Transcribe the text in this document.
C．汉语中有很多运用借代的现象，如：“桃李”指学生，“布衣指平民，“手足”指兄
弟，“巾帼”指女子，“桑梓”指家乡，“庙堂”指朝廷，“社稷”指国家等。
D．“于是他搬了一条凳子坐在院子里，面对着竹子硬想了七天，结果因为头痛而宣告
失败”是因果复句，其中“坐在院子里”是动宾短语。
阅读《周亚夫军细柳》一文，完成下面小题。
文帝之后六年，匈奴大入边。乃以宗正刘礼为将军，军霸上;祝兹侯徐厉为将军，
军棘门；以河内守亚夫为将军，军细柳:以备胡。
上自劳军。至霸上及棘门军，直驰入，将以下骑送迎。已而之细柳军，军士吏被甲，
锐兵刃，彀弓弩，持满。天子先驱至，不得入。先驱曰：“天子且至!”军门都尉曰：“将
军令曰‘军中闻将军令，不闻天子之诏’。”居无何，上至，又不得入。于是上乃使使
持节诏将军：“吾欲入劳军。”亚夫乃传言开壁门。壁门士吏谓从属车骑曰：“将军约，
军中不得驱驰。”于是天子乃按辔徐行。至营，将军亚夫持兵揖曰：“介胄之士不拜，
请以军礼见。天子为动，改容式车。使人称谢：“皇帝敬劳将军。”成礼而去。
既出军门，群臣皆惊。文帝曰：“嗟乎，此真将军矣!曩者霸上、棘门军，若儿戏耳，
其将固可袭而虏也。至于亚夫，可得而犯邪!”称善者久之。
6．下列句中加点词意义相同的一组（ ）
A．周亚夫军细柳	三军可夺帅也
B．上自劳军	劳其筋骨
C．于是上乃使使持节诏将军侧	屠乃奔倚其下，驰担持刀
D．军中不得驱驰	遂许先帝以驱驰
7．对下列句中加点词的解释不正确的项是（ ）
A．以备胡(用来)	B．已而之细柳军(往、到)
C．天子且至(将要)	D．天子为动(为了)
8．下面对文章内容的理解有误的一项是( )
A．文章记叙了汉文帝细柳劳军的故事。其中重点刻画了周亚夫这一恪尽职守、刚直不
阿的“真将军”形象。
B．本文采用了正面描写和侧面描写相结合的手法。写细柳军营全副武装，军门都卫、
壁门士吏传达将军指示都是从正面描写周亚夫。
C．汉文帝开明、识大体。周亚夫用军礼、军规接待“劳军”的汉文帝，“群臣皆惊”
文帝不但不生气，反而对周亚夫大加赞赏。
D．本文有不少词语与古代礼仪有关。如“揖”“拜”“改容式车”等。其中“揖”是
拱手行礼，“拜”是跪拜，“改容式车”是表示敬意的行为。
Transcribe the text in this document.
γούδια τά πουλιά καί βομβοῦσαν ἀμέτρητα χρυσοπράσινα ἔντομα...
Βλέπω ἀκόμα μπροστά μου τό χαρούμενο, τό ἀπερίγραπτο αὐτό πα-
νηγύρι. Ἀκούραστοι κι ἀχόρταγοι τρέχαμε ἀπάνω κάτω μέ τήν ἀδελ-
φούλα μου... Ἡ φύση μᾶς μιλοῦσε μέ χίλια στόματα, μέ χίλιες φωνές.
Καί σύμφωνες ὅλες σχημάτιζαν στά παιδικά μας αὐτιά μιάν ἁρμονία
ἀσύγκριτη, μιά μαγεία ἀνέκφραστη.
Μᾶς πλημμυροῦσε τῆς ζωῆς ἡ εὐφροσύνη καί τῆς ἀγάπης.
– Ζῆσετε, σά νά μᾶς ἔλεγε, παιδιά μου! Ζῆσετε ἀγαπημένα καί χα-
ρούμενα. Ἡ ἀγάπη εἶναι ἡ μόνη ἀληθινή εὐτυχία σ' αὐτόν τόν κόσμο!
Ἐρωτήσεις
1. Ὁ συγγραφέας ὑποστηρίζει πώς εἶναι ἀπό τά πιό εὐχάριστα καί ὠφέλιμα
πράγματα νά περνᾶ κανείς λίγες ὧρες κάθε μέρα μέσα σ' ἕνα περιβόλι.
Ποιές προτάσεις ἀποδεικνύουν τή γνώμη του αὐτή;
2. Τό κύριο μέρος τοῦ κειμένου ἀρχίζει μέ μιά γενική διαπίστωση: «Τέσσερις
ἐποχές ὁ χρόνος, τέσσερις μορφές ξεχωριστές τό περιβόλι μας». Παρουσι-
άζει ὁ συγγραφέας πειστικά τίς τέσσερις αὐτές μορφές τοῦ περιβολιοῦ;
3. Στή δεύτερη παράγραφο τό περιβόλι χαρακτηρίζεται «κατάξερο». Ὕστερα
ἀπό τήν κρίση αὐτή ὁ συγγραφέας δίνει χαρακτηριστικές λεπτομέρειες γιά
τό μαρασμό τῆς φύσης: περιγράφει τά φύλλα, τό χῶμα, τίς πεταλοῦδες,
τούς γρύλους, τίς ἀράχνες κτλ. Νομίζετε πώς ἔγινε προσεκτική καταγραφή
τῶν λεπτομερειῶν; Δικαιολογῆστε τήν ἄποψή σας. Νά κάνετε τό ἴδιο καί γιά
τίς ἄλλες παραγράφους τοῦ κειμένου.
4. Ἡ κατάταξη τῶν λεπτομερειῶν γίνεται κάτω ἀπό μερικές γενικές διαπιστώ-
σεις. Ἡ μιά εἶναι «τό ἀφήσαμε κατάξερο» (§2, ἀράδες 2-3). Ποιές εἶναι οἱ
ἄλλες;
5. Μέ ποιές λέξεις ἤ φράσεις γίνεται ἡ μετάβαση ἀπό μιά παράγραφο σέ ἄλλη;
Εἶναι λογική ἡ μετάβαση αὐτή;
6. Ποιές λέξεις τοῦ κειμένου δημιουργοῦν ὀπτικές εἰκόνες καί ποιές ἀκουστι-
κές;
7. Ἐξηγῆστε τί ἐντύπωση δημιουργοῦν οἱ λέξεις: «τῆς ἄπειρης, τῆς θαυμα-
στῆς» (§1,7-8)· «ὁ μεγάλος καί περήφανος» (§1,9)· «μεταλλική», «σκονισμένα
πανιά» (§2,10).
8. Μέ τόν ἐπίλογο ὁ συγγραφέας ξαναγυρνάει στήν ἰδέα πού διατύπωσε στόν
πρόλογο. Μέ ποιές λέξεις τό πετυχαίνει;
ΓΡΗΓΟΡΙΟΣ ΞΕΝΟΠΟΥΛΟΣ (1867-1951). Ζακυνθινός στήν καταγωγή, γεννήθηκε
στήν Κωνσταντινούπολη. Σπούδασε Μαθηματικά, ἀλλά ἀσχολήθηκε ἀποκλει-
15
----------
- [What is expected]: Quote all of the entries verbatim.

- [Expected answer]:
Transcribe the text in this document.
C．汉语中有很多运用借代的现象，如：“桃李”指学生，“布衣指平民，“手足”指兄
弟，“巾帼”指女子，“桑梓”指家乡，“庙堂”指朝廷，“社稷”指国家等。
D．“于是他搬了一条凳子坐在院子里，面对着竹子硬想了七天，结果因为头痛而宣告
失败”是因果复句，其中“坐在院子里”是动宾短语。
阅读《周亚夫军细柳》一文，完成下面小题。
文帝之后六年，匈奴大入边。乃以宗正刘礼为将军，军霸上;祝兹侯徐厉为将军，
军棘门；以河内守亚夫为将军，军细柳:以备胡。
上自劳军。至霸上及棘门军，直驰入，将以下骑送迎。已而之细柳军，军士吏被甲，
锐兵刃，彀弓弩，持满。天子先驱至，不得入。先驱曰：“天子且至!”军门都尉曰：“将
军令曰‘军中闻将军令，不闻天子之诏’。”居无何，上至，又不得入。于是上乃使使
持节诏将军：“吾欲入劳军。”亚夫乃传言开壁门。壁门士吏谓从属车骑曰：“将军约，
军中不得驱驰。”于是天子乃按辔徐行。至营，将军亚夫持兵揖曰：“介胄之士不拜，
请以军礼见。天子为动，改容式车。使人称谢：“皇帝敬劳将军。”成礼而去。
既出军门，群臣皆惊。文帝曰：“嗟乎，此真将军矣!曩者霸上、棘门军，若儿戏耳，
其将固可袭而虏也。至于亚夫，可得而犯邪!”称善者久之。
6．下列句中加点词意义相同的一组（ ）
A．周亚夫军细柳	三军可夺帅也
B．上自劳军	劳其筋骨
C．于是上乃使使持节诏将军侧	屠乃奔倚其下，驰担持刀
D．军中不得驱驰	遂许先帝以驱驰
7．对下列句中加点词的解释不正确的项是（ ）
A．以备胡(用来)	B．已而之细柳军(往、到)
C．天子且至(将要)	D．天子为动(为了)
8．下面对文章内容的理解有误的一项是( )
A．文章记叙了汉文帝细柳劳军的故事。其中重点刻画了周亚夫这一恪尽职守、刚直不
阿的“真将军”形象。
B．本文采用了正面描写和侧面描写相结合的手法。写细柳军营全副武装，军门都卫、
壁门士吏传达将军指示都是从正面描写周亚夫。
C．汉文帝开明、识大体。周亚夫用军礼、军规接待“劳军”的汉文帝，“群臣皆惊”
文帝不但不生气，反而对周亚夫大加赞赏。
D．本文有不少词语与古代礼仪有关。如“揖”“拜”“改容式车”等。其中“揖”是
拱手行礼，“拜”是跪拜，“改容式车”是表示敬意的行为。
Transcribe the text in this document.
γούδια τά πουλιά καί βομβοῦσαν ἀμέτρητα χρυσοπράσινα ἔντομα...
Βλέπω ἀκόμα μπροστά μου τό χαρούμενο, τό ἀπερίγραπτο αὐτό πα-
νηγύρι. Ἀκούραστοι κι ἀχόρταγοι τρέχαμε ἀπάνω κάτω μέ τήν ἀδελ-
φούλα μου... Ἡ φύση μᾶς μιλοῦσε μέ χίλια στόματα, μέ χίλιες φωνές.
Καί σύμφωνες ὅλες σχημάτιζαν στά παιδικά μας αὐτιά μιάν ἁρμονία
ἀσύγκριτη, μιά μαγεία ἀνέκφραστη.
Μᾶς πλημμυροῦσε τῆς ζωῆς ἡ εὐφροσύνη καί τῆς ἀγάπης.
– Ζῆσετε, σά νά μᾶς ἔλεγε, παιδιά μου! Ζῆσετε ἀγαπημένα καί χα-
ρούμενα. Ἡ ἀγάπη εἶναι ἡ μόνη ἀληθινή εὐτυχία σ' αὐτόν τόν κόσμο!
Ἐρωτήσεις
1. Ὁ συγγραφέας ὑποστηρίζει πώς εἶναι ἀπό τά πιό εὐχάριστα καί ὠφέλιμα
πράγματα νά περνᾶ κανείς λίγες ὧρες κάθε μέρα μέσα σ' ἕνα περιβόλι.
Ποιές προτάσεις ἀποδεικνύουν τή γνώμη του αὐτή;
2. Τό κύριο μέρος τοῦ κειμένου ἀρχίζει μέ μιά γενική διαπίστωση: «Τέσσερις
ἐποχές ὁ χρόνος, τέσσερις μορφές ξεχωριστές τό περιβόλι μας». Παρουσι-
άζει ὁ συγγραφέας πειστικά τίς τέσσερις αὐτές μορφές τοῦ περιβολιοῦ;
3. Στή δεύτερη παράγραφο τό περιβόλι χαρακτηρίζεται «κατάξερο». Ὕστερα
ἀπό τήν κρίση αὐτή ὁ συγγραφέας δίνει χαρακτηριστικές λεπτομέρειες γιά
τό μαρασμό τῆς φύσης: περιγράφει τά φύλλα, τό χῶμα, τίς πεταλοῦδες,
τούς γρύλους, τίς ἀράχνες κτλ. Νομίζετε πώς ἔγινε προσεκτική καταγραφή
τῶν λεπτομερειῶν; Δικαιολογῆστε τήν ἄποψή σας. Νά κάνετε τό ἴδιο καί γιά
τίς ἄλλες παραγράφους τοῦ κειμένου.
4. Ἡ κατάταξη τῶν λεπτομερειῶν γίνεται κάτω ἀπό μερικές γενικές διαπιστώ-
σεις. Ἡ μιά εἶναι «τό ἀφήσαμε κατάξερο» (§2, ἀράδες 2-3). Ποιές εἶναι οἱ
ἄλλες;
5. Μέ ποιές λέξεις ἤ φράσεις γίνεται ἡ μετάβαση ἀπό μιά παράγραφο σέ ἄλλη;
Εἶναι λογική ἡ μετάβαση αὐτή;
6. Ποιές λέξεις τοῦ κειμένου δημιουργοῦν ὀπτικές εἰκόνες καί ποιές ἀκουστι-
κές;
7. Ἐξηγῆστε τί ἐντύπωση δημιουργοῦν οἱ λέξεις: «τῆς ἄπειρης, τῆς θαυμα-
στῆς» (§1,7-8)· «ὁ μεγάλος καί περήφανος» (§1,9)· «μεταλλική», «σκονισμένα
πανιά» (§2,10).
8. Μέ τόν ἐπίλογο ὁ συγγραφέας ξαναγυρνάει στήν ἰδέα πού διατύπωσε στόν
πρόλογο. Μέ ποιές λέξεις τό πετυχαίνει;
ΓΡΗΓΟΡΙΟΣ ΞΕΝΟΠΟΥΛΟΣ (1867-1951). Ζακυνθινός στήν καταγωγή, γεννήθηκε
στήν Κωνσταντινούπολη. Σπούδασε Μαθηματικά, ἀλλά ἀσχολήθηκε ἀποκλει-
15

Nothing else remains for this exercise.